▶ Task to carry out
Leaving out every picture, quote the data below exactly as it appears.

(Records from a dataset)
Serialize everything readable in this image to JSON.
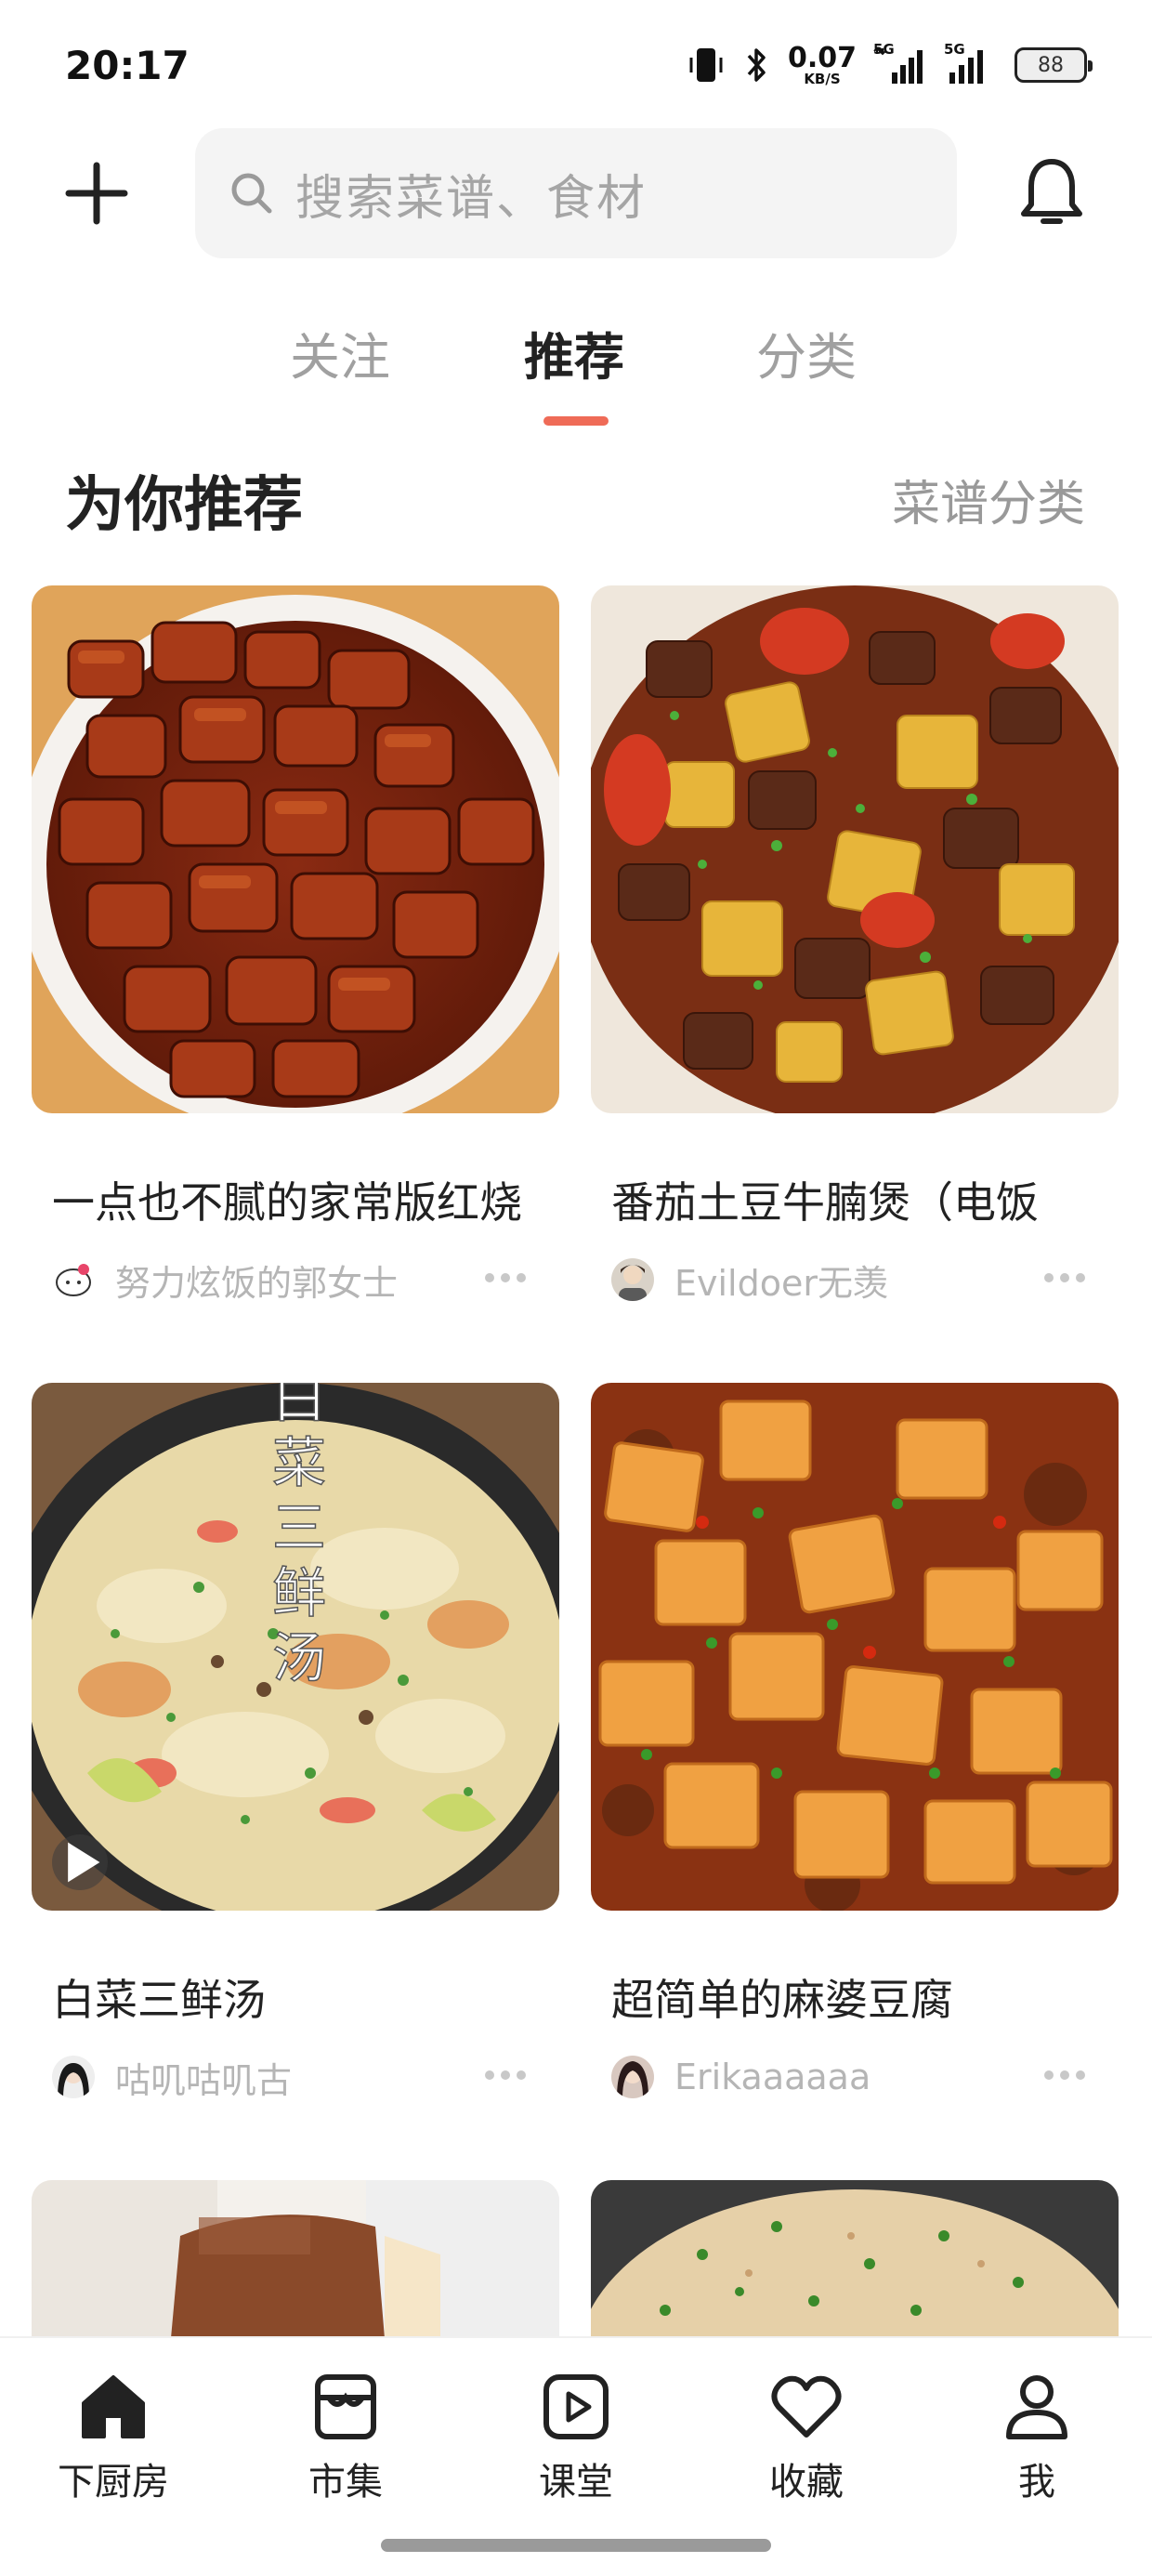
{
  "status_bar": {
    "time": "20:17",
    "net_speed_value": "0.07",
    "net_speed_unit": "KB/S",
    "sim1_label": "5G",
    "sim2_label": "5G",
    "battery": "88"
  },
  "header": {
    "search_placeholder": "搜索菜谱、食材",
    "add_icon": "plus-icon",
    "bell_icon": "bell-icon"
  },
  "tabs": [
    {
      "label": "关注",
      "active": false
    },
    {
      "label": "推荐",
      "active": true
    },
    {
      "label": "分类",
      "active": false
    }
  ],
  "section": {
    "title": "为你推荐",
    "link": "菜谱分类"
  },
  "recipes": [
    {
      "title": "一点也不腻的家常版红烧",
      "author": "努力炫饭的郭女士",
      "has_video": false
    },
    {
      "title": "番茄土豆牛腩煲（电饭",
      "author": "Evildoer无羡",
      "has_video": false
    },
    {
      "title": "白菜三鲜汤",
      "author": "咕叽咕叽古",
      "has_video": true,
      "image_text": "白菜三鲜汤"
    },
    {
      "title": "超简单的麻婆豆腐",
      "author": "Erikaaaaaa",
      "has_video": false
    }
  ],
  "bottom_nav": [
    {
      "label": "下厨房",
      "icon": "home-icon",
      "active": true
    },
    {
      "label": "市集",
      "icon": "market-icon",
      "active": false
    },
    {
      "label": "课堂",
      "icon": "play-icon",
      "active": false
    },
    {
      "label": "收藏",
      "icon": "heart-icon",
      "active": false
    },
    {
      "label": "我",
      "icon": "person-icon",
      "active": false
    }
  ],
  "colors": {
    "accent": "#ef6b57",
    "search_bg": "#f4f4f4",
    "muted_text": "#a0a0a0"
  }
}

▶ Result for this exercise
Serialize everything readable in this image to JSON.
{
  "status_bar": {
    "time": "20:17",
    "net_speed_value": "0.07",
    "net_speed_unit": "KB/S",
    "sim1_label": "5G",
    "sim2_label": "5G",
    "battery": "88"
  },
  "header": {
    "search_placeholder": "搜索菜谱、食材",
    "add_icon": "plus-icon",
    "bell_icon": "bell-icon"
  },
  "tabs": [
    {
      "label": "关注",
      "active": false
    },
    {
      "label": "推荐",
      "active": true
    },
    {
      "label": "分类",
      "active": false
    }
  ],
  "section": {
    "title": "为你推荐",
    "link": "菜谱分类"
  },
  "recipes": [
    {
      "title": "一点也不腻的家常版红烧",
      "author": "努力炫饭的郭女士",
      "has_video": false
    },
    {
      "title": "番茄土豆牛腩煲（电饭",
      "author": "Evildoer无羡",
      "has_video": false
    },
    {
      "title": "白菜三鲜汤",
      "author": "咕叽咕叽古",
      "has_video": true,
      "image_text": "白菜三鲜汤"
    },
    {
      "title": "超简单的麻婆豆腐",
      "author": "Erikaaaaaa",
      "has_video": false
    }
  ],
  "bottom_nav": [
    {
      "label": "下厨房",
      "icon": "home-icon",
      "active": true
    },
    {
      "label": "市集",
      "icon": "market-icon",
      "active": false
    },
    {
      "label": "课堂",
      "icon": "play-icon",
      "active": false
    },
    {
      "label": "收藏",
      "icon": "heart-icon",
      "active": false
    },
    {
      "label": "我",
      "icon": "person-icon",
      "active": false
    }
  ],
  "colors": {
    "accent": "#ef6b57",
    "search_bg": "#f4f4f4",
    "muted_text": "#a0a0a0"
  }
}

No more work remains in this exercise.